__PROMPT__
Examine the records and identify each line that includes the string "image". Copy those lines.
★ ★ ★
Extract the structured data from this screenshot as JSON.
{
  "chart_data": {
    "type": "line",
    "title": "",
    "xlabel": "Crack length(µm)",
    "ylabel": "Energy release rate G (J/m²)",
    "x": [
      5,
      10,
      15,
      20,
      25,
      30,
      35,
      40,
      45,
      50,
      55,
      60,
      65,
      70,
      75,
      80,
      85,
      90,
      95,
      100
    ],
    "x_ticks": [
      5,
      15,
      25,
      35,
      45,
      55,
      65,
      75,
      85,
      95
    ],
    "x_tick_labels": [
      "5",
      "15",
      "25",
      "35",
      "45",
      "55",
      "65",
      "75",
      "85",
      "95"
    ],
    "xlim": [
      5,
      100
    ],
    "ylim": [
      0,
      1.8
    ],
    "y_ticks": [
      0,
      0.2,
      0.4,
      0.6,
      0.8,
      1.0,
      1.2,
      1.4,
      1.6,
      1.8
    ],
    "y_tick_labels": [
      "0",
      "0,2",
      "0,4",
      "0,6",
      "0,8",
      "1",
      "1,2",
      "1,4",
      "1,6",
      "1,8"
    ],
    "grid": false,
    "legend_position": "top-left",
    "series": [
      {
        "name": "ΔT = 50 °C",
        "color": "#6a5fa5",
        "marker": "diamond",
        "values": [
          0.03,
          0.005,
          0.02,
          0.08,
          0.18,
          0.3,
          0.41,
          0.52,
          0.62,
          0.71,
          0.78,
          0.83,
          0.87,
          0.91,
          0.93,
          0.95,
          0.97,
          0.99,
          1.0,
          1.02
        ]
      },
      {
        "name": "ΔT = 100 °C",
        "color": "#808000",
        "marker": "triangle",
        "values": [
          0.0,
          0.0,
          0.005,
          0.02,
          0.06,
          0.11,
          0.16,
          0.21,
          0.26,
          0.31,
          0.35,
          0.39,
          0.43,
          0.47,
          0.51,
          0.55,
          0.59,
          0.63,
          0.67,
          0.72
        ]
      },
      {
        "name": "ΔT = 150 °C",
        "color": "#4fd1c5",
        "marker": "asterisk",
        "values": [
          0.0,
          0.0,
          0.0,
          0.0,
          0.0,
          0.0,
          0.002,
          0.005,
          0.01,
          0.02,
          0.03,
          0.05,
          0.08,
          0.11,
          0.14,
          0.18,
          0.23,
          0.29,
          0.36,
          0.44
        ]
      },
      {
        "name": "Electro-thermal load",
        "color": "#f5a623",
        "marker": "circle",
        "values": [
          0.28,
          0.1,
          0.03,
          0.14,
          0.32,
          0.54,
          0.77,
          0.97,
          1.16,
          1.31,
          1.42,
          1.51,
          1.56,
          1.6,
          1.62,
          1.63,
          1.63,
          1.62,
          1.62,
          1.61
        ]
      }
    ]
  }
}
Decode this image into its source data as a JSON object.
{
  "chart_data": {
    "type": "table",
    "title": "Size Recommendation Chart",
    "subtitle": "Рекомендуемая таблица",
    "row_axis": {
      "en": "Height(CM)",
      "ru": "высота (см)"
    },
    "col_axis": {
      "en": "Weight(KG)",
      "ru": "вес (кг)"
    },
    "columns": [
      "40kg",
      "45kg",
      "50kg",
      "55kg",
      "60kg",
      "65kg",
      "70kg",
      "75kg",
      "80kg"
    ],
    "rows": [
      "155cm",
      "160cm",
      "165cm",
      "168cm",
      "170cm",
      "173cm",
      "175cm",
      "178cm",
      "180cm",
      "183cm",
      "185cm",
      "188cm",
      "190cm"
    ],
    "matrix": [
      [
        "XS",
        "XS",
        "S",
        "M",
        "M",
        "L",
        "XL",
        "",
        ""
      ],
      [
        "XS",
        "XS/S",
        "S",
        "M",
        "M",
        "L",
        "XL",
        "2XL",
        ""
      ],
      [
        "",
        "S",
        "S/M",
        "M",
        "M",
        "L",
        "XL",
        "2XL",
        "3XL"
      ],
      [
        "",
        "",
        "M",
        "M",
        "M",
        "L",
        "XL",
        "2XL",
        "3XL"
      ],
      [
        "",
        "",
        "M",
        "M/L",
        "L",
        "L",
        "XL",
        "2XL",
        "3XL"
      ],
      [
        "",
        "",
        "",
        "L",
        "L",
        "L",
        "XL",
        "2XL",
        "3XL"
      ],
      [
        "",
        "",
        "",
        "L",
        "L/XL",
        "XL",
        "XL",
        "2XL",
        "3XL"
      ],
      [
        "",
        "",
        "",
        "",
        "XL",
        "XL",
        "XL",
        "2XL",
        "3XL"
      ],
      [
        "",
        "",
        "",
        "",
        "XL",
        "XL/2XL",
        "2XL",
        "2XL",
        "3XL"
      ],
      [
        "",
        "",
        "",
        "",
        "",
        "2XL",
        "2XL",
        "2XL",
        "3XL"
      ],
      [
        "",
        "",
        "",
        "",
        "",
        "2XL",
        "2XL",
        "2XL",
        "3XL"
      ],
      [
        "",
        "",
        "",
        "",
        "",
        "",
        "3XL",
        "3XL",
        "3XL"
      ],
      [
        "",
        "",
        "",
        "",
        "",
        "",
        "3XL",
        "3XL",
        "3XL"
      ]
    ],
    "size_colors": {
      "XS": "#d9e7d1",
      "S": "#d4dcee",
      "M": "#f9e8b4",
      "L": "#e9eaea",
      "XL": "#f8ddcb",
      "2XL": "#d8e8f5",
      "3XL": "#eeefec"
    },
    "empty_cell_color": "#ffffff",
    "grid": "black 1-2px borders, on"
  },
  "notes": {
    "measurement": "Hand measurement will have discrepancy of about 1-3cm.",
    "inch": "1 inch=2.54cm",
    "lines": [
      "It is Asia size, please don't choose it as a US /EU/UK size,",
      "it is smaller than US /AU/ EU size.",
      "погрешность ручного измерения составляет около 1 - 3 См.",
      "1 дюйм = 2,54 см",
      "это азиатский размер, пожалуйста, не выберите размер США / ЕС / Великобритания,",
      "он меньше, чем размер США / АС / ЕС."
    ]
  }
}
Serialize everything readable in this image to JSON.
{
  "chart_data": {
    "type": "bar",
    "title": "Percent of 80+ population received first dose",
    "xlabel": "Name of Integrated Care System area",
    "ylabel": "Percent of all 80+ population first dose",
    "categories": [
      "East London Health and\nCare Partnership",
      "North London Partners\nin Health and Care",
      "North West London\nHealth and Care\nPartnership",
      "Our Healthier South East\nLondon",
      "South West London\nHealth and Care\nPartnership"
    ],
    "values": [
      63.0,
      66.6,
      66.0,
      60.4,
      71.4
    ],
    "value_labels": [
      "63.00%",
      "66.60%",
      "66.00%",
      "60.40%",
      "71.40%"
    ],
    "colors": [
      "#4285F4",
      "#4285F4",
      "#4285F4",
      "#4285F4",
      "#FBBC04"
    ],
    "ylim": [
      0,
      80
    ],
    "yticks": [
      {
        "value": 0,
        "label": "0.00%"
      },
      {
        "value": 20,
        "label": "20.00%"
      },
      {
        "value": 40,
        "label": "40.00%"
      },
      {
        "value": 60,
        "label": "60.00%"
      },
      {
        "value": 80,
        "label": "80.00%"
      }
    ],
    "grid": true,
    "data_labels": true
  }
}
★ ★ ★
__SOLUTION TO THE EXERCISE__
Decode this image into its source data as a JSON object.
Serialize everything readable in this image to JSON.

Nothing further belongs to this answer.